● **Written problem**
Where a line holds the string "name", return that line.

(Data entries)
▬▬▬▬▬▬

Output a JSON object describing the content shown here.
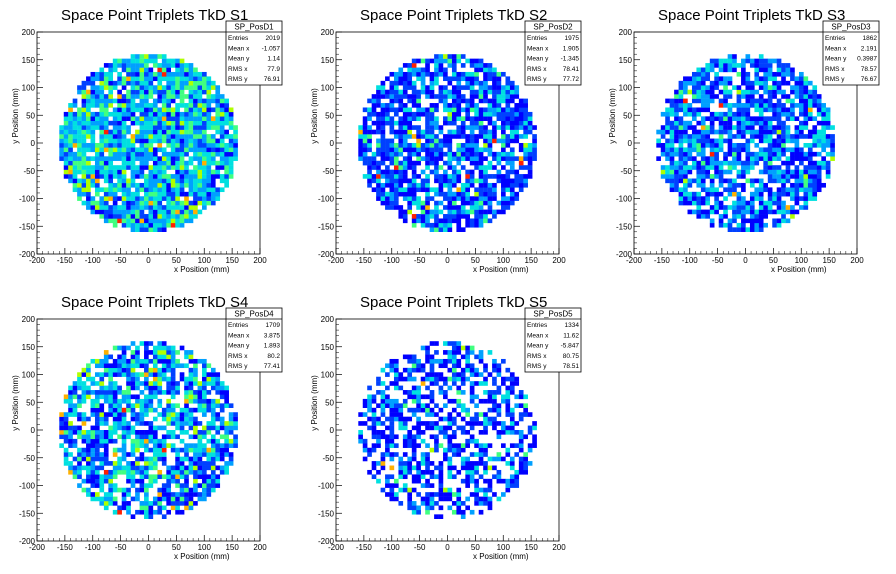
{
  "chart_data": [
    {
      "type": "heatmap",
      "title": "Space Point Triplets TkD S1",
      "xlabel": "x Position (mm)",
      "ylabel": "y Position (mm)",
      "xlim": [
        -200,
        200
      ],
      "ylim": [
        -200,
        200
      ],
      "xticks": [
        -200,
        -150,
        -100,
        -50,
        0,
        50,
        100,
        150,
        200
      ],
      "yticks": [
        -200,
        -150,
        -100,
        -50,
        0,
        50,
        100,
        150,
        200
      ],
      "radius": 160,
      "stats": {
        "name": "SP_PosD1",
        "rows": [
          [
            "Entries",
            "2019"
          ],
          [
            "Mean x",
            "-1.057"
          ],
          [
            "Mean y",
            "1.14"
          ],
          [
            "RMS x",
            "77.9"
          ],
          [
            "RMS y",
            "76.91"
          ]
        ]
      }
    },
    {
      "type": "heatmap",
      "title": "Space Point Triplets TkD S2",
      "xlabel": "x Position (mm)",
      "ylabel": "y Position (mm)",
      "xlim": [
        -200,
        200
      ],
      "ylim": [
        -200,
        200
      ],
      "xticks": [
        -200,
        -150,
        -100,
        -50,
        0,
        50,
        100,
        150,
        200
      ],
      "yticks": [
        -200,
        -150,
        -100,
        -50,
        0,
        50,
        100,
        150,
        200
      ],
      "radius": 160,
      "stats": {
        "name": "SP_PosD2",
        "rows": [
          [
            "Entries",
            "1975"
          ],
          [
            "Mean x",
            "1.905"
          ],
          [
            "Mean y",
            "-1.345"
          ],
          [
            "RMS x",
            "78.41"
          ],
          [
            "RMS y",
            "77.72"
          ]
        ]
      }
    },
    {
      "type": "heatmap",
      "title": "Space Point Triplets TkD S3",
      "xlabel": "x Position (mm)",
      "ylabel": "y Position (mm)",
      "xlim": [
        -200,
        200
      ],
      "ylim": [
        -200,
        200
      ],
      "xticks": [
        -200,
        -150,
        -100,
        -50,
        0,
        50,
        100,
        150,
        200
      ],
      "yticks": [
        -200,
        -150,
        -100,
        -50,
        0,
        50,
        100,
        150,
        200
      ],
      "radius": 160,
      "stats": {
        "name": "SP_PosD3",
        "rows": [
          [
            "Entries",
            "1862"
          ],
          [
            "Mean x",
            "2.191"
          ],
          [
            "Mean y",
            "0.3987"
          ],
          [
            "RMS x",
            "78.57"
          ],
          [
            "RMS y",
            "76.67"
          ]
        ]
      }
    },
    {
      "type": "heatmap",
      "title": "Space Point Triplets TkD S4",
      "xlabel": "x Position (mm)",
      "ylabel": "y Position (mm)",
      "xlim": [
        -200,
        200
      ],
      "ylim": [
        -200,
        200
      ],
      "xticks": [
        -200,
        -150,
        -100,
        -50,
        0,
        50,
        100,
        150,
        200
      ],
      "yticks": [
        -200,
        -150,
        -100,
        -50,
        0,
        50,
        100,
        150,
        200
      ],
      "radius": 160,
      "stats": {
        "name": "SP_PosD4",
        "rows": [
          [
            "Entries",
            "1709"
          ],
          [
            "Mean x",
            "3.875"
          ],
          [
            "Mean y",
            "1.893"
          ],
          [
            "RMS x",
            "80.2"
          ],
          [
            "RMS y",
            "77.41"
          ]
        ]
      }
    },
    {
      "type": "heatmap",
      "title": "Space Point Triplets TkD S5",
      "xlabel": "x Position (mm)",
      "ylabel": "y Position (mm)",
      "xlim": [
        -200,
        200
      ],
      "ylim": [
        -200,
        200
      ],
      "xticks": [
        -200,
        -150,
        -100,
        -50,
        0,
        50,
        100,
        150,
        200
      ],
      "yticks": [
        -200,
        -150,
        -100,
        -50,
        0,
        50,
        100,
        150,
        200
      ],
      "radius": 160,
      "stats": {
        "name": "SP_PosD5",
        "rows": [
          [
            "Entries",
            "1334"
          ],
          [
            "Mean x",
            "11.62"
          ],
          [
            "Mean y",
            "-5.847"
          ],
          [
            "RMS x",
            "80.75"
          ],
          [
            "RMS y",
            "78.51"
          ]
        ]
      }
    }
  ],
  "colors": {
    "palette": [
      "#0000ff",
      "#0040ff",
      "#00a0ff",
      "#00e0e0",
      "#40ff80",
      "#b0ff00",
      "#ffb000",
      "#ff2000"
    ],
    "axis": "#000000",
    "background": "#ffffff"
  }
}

▬▬▬▬▬▬

● **Exercise answer**
        "name": "SP_PosD1",
        "name": "SP_PosD2",
        "name": "SP_PosD3",
        "name": "SP_PosD4",
        "name": "SP_PosD5",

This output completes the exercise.